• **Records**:
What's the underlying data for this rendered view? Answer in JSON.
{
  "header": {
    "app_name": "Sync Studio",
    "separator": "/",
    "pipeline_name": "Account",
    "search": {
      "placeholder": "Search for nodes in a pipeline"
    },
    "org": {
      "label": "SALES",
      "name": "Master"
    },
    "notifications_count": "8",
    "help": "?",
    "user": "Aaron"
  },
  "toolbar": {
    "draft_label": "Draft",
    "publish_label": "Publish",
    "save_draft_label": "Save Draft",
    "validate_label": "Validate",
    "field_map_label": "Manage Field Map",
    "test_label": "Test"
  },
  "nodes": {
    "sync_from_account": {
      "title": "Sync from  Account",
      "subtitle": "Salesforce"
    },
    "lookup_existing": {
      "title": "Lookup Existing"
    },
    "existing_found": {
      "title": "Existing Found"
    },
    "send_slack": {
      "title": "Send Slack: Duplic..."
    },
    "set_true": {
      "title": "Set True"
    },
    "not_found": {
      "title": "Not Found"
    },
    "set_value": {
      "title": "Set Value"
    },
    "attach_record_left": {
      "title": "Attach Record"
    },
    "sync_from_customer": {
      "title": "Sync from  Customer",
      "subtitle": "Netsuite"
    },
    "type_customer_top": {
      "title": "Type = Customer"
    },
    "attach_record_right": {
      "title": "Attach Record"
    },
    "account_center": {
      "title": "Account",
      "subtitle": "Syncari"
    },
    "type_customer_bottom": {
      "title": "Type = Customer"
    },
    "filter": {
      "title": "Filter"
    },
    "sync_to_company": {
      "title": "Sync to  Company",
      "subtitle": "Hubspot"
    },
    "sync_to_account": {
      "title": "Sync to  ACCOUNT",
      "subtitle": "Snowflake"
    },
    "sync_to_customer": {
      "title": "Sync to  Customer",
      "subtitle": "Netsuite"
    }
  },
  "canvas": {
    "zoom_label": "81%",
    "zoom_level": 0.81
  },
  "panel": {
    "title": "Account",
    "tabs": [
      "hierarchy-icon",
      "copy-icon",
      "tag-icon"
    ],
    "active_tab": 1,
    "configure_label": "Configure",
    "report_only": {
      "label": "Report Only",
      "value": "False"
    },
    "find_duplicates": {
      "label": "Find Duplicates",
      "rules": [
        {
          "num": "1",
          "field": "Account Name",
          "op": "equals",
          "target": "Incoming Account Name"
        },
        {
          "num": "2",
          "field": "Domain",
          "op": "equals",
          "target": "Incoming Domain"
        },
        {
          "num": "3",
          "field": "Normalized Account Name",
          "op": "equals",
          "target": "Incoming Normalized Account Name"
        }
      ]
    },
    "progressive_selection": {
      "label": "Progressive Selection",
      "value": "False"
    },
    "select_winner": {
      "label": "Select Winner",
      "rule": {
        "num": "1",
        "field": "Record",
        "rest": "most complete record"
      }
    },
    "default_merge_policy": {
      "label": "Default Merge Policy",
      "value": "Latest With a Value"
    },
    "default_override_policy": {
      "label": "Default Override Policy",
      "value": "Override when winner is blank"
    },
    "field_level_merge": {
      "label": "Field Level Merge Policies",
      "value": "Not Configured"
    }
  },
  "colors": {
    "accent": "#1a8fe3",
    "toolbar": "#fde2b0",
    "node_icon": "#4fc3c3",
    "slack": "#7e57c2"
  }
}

• **Description of the task**: Look through the entries above; copy each line where the string "Incoming" appears.

• **Output below**:
          "target": "Incoming Account Name"
          "target": "Incoming Domain"
          "target": "Incoming Normalized Account Name"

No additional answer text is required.